**PASSAGE SHOWN:**

▼▼▼

> So until battery systems are cheap enough for generators to stockpile electricity for hours at a time, renewables can’t constantly provide power like coal and gas.
I thought the solution wasn't expensive batteries locally, but rather storing pumped water in reservoirs, or other solutions like melting and re-solidifying salt, etc. -- huge-scale energy storage connected to the grid. Your energy is produced once from the sun/wind, and then second (at night) from hydroelectric turbines or steam.
Anyone know how that's going? Does it have to be done at the city/region grid level, or are there micro-versions that make sense to be integrated with a single wind turbine or field of them?
>Based on the 2014 German hourly feed-in and consumption data for electric power, this paper studies the storage and buffering needs resulting from the volatility of wind and solar energy, focusing on a “double-structure-cum-storage strategy”. While buffering wind and solar energy jointly requires less storage capacity than buffering them separately, joint buffering requires a storage capacity of over 6,000 pumped-storage plants, which is 183 times Germany’s current capacity.
>Buffering the overshooting production spikes associated with a market share of wind and solar of 50% would require an ideal, frictionless storage volume of 2.5 TWh or a storage capacity of 2.1 TWh in ordinary pumped-storage plants. This is about seven times the entire pumpedstorage capacity currently available in western Europe, including Norway and Switzerland; and 81% of the volume that the EU’s ESTORAGE project considers as “realisable” in western Europe.
Pumped storage is not a total solution. But in the areas where it works, it works very well and cheaply. Do pumped storage everywhere you can, and fill in everywhere you can't with other options. By the time we get close to fully intermittent energy sources, pumped storage won't be nearly enough. But while we still have peaker natural gas plants around, every pumped storage site helps reduce emissions.
Most places need to expand the electricity grid so that electricity can be moved from where and when it is plentiful to places that can use it.
If you have a good east-west connection then energy can be sold into the time zones east and wet of the producer.
Good north-south connections mean that hot sunny locations nearer the equator can sell to consumers nearer the poles.
This is beginning to happen in Europe with the construction of big HVDC interconnects between Norway and the UK, Denmark, Germany and many smaller connections, but there is a still a lot of work to be done to connect Portugal, Spain, France, Germany, and countries further east and south.
Europe
With wind power, storage is hardly required to the extent that is needed with solar.

▲▲▲

**STORED DATA:**
▼▼▼

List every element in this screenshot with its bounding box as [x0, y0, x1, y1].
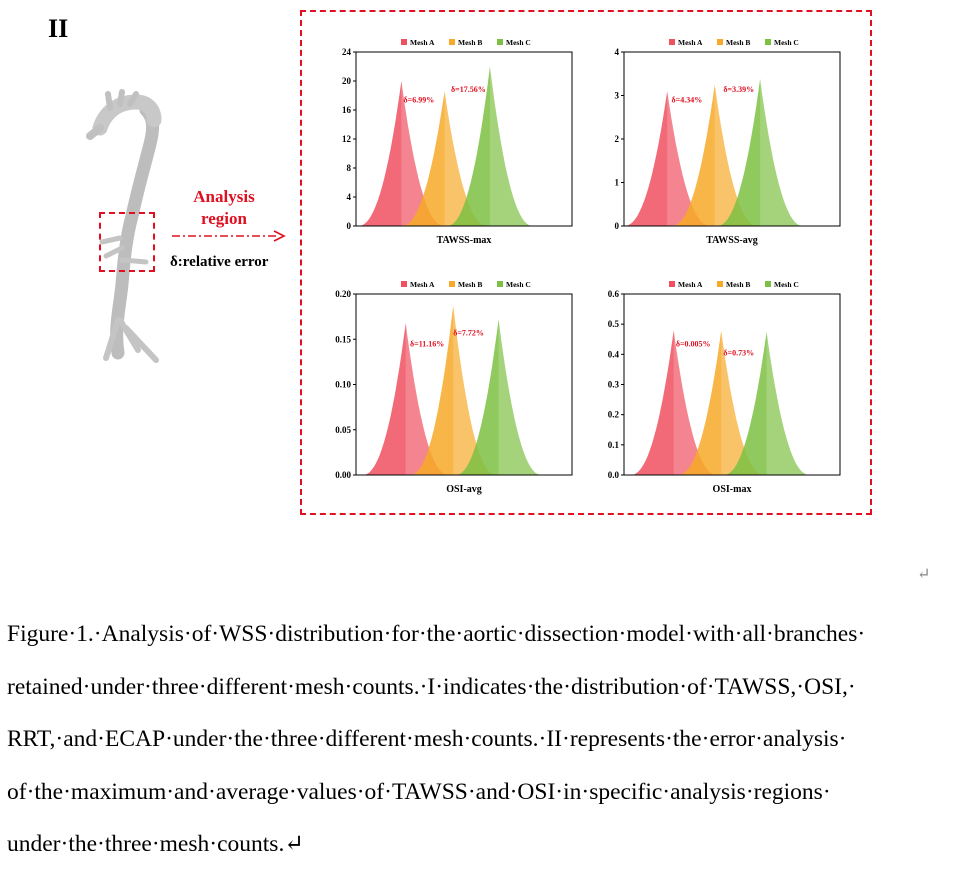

▲▲▲

**WHAT YOU HAVE TO DO:** In the discussion of grid energy storage above, joint buffering of wind and solar energy would require a storage capacity equal to how many times Germany's current capacity?

**TASK RESPONSE:** 183 times, which amounts to over 6,000 pumped-storage plants.